### Records supplied
------------------------------------

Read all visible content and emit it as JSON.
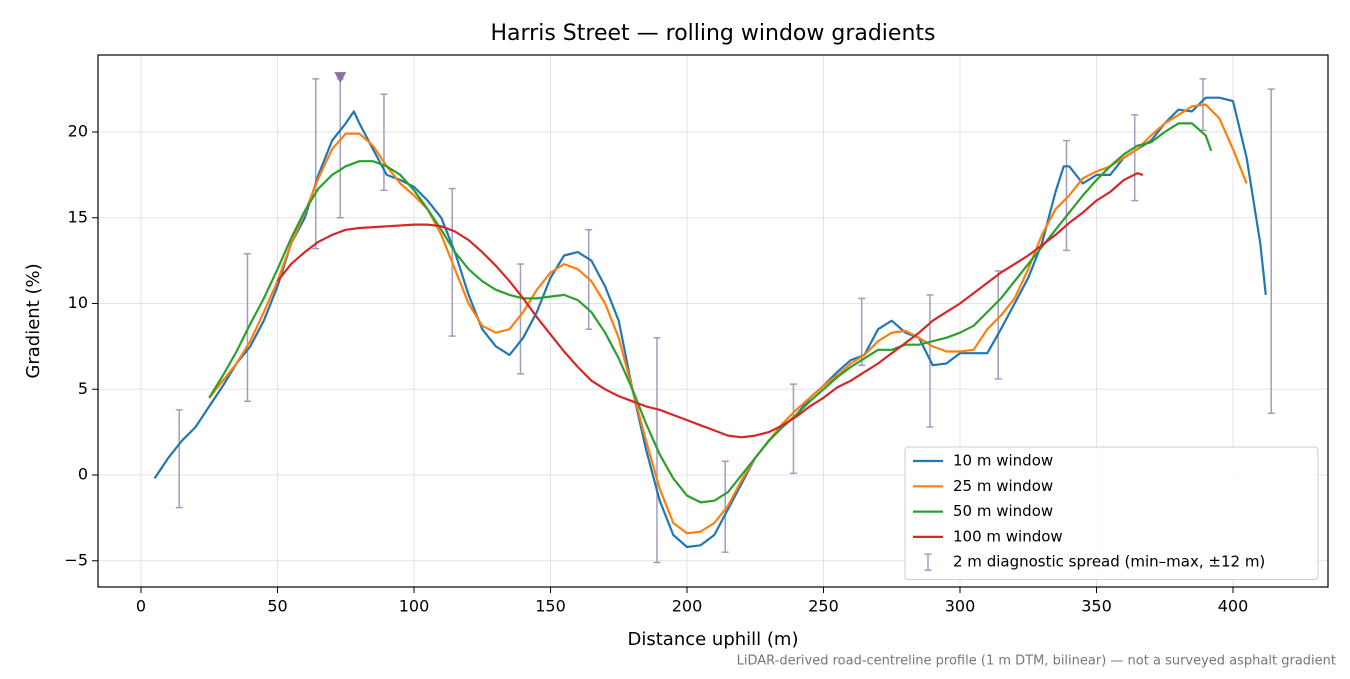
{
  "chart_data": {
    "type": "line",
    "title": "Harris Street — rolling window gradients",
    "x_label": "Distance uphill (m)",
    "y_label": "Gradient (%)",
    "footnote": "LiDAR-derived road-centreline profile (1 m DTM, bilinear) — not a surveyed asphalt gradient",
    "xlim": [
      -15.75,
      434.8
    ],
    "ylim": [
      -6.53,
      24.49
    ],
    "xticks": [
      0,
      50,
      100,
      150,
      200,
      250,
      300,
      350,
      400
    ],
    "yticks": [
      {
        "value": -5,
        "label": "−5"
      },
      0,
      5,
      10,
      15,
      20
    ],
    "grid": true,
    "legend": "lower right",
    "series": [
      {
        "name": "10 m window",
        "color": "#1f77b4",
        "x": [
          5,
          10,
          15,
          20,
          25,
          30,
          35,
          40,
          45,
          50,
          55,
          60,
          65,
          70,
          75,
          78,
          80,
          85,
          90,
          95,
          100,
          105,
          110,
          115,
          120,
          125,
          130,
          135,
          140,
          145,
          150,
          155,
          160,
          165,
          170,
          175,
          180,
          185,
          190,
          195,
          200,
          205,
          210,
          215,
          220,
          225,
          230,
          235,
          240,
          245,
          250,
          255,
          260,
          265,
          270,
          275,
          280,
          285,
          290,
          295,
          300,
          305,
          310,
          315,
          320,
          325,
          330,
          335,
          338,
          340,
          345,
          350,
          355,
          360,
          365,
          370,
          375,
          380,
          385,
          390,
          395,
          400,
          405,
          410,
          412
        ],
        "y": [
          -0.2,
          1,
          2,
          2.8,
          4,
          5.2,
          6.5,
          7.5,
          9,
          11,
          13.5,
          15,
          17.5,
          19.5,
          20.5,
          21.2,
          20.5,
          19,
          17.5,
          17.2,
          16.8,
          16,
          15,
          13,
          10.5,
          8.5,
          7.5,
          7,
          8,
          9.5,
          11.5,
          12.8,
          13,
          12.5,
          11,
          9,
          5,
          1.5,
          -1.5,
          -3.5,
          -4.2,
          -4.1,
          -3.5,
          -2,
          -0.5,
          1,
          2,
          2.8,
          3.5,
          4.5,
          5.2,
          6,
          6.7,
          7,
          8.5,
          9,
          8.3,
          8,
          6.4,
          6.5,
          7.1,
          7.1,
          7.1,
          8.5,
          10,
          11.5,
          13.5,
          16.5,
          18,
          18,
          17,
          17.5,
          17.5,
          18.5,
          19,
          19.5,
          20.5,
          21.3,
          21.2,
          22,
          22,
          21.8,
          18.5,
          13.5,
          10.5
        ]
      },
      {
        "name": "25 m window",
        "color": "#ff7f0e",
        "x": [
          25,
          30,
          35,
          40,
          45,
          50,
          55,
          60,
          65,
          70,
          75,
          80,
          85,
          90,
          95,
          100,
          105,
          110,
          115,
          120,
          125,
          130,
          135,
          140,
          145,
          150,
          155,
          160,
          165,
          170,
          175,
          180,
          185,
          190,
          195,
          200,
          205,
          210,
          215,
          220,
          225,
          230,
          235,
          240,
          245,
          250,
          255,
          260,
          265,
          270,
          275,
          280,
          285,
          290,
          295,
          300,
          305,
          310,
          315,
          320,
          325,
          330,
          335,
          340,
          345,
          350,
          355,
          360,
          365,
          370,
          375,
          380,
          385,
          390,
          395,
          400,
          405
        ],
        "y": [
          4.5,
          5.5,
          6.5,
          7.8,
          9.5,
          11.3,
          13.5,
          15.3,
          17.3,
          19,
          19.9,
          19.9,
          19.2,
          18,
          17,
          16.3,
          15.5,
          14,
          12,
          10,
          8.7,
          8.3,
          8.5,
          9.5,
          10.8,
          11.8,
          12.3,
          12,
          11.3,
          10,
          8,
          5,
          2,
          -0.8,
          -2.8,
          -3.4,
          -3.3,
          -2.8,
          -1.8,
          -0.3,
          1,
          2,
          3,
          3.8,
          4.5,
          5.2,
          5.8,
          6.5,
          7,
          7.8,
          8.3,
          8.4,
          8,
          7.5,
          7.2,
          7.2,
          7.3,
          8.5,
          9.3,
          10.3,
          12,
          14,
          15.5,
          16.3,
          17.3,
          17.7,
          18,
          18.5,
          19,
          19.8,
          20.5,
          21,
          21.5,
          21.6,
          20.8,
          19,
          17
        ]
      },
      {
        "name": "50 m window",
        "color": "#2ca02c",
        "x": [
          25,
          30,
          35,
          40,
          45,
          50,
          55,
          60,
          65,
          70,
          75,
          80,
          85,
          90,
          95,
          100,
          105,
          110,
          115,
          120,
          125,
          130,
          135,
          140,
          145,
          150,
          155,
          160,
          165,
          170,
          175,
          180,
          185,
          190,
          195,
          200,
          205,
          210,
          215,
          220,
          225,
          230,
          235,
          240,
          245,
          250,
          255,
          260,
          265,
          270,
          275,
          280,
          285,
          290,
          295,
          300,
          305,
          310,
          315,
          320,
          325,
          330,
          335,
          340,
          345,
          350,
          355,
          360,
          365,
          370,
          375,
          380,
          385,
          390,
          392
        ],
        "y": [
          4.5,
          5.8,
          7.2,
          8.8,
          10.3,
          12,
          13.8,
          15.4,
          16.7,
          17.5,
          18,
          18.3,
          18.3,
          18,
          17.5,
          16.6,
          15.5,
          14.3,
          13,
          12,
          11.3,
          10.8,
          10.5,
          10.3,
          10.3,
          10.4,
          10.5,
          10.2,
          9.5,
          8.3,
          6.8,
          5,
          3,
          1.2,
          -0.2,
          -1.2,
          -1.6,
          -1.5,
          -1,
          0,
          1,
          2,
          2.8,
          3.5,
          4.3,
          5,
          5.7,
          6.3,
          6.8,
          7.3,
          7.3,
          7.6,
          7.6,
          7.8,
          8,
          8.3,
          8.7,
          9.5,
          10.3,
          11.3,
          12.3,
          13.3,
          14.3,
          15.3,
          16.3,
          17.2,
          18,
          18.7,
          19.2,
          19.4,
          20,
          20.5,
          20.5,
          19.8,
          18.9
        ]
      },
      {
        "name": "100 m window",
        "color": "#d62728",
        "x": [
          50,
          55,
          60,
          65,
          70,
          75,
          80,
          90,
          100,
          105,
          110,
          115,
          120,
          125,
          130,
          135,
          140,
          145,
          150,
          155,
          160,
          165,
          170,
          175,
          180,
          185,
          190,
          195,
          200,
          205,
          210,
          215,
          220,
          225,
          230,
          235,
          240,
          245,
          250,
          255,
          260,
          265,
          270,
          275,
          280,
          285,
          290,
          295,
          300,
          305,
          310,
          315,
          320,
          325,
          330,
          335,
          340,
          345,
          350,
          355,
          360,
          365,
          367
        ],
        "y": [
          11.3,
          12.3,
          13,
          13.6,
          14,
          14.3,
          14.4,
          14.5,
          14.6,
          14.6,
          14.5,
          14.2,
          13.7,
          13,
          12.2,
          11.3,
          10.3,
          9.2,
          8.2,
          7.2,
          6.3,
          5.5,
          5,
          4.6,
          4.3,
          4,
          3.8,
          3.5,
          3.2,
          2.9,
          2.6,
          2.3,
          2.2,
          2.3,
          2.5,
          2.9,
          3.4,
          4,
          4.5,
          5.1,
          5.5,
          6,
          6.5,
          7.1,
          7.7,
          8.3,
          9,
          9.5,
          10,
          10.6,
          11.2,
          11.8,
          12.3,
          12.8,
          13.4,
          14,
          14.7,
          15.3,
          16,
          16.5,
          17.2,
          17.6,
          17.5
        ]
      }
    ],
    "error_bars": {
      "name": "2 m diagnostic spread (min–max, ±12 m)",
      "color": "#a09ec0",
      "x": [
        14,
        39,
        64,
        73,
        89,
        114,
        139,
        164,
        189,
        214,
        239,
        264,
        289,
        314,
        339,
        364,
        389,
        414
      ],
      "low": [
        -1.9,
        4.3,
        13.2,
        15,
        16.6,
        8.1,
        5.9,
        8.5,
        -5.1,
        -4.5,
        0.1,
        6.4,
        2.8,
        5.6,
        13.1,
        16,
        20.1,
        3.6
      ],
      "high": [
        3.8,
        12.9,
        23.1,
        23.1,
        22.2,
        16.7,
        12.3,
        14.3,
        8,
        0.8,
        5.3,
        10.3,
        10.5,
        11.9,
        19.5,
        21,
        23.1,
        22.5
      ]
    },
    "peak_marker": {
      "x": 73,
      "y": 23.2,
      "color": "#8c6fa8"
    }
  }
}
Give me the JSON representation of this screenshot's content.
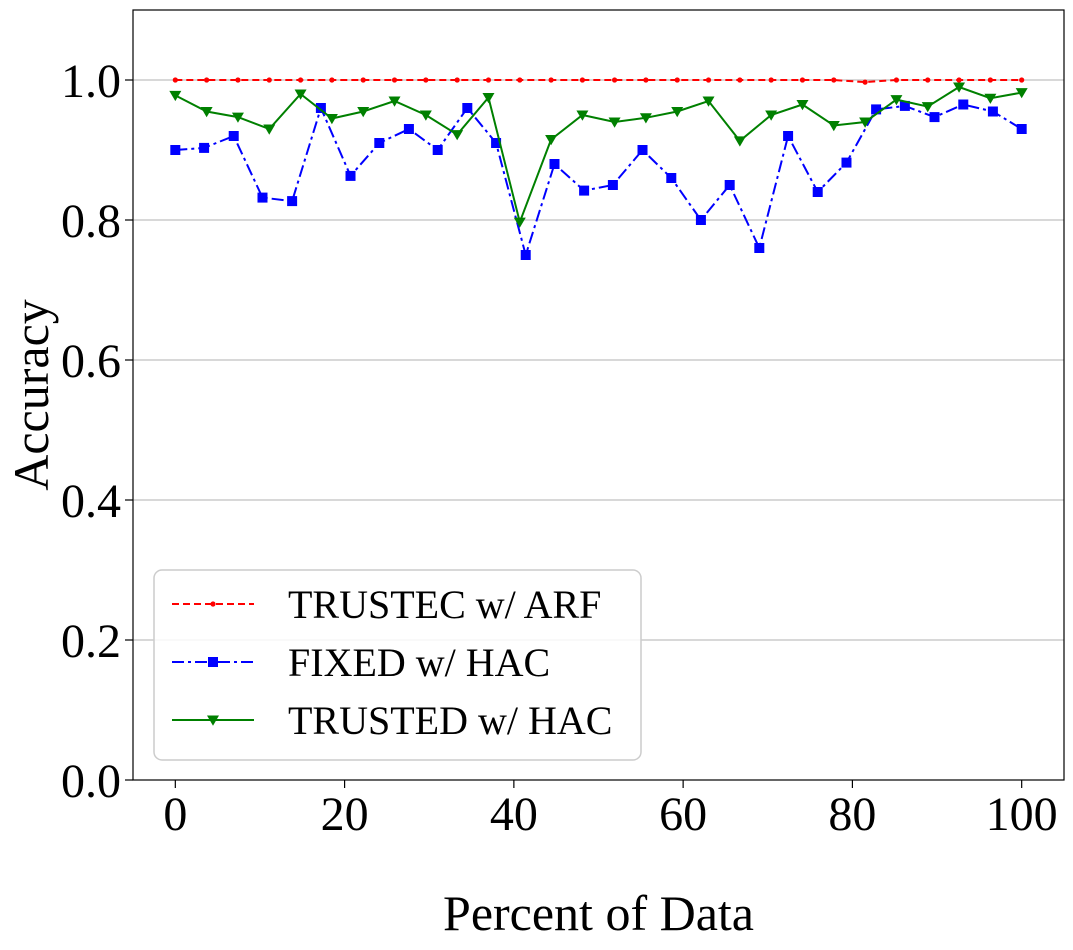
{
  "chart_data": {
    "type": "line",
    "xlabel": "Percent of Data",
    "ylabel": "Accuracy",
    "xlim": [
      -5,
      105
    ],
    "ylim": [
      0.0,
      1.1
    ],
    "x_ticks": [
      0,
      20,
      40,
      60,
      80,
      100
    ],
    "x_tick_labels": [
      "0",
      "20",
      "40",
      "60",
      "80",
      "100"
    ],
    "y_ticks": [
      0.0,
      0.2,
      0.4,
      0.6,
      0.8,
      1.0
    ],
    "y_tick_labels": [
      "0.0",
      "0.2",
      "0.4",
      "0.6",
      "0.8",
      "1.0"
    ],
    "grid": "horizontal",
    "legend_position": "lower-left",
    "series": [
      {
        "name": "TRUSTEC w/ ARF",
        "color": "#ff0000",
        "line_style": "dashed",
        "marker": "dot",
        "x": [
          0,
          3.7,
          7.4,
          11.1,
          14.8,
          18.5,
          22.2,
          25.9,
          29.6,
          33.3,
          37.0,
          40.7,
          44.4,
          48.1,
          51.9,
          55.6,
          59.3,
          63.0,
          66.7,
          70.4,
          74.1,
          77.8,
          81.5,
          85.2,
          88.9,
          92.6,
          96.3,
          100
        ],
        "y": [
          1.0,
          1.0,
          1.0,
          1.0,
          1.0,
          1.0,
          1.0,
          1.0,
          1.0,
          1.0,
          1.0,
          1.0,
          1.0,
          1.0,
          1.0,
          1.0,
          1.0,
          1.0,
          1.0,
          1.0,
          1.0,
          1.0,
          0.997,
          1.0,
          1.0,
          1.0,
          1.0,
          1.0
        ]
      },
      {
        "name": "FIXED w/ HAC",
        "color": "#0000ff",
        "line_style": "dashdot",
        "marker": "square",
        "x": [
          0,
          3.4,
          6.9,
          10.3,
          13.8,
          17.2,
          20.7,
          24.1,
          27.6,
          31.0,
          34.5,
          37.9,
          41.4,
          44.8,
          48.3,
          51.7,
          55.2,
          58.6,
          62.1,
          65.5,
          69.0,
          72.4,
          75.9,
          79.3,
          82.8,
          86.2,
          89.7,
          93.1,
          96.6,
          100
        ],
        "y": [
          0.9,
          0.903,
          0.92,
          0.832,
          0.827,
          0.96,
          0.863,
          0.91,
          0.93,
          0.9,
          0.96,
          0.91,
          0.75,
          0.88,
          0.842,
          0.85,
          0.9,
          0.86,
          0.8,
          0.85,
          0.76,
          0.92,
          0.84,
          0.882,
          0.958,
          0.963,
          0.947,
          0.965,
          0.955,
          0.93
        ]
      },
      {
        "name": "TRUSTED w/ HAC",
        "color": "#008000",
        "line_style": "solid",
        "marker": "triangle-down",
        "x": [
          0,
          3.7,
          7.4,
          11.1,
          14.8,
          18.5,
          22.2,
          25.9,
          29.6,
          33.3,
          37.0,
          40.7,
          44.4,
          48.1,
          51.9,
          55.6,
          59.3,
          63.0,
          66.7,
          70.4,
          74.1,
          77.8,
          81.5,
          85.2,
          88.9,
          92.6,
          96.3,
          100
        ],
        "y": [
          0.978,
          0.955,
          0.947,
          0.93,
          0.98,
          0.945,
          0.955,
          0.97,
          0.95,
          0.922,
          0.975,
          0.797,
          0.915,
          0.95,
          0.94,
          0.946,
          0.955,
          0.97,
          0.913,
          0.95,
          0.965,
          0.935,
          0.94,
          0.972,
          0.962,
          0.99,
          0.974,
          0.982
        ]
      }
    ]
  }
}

------------------------------------

### What you have to do
Count each line of the data where the word "name" appears, then reply with the total only.

### Right answer
8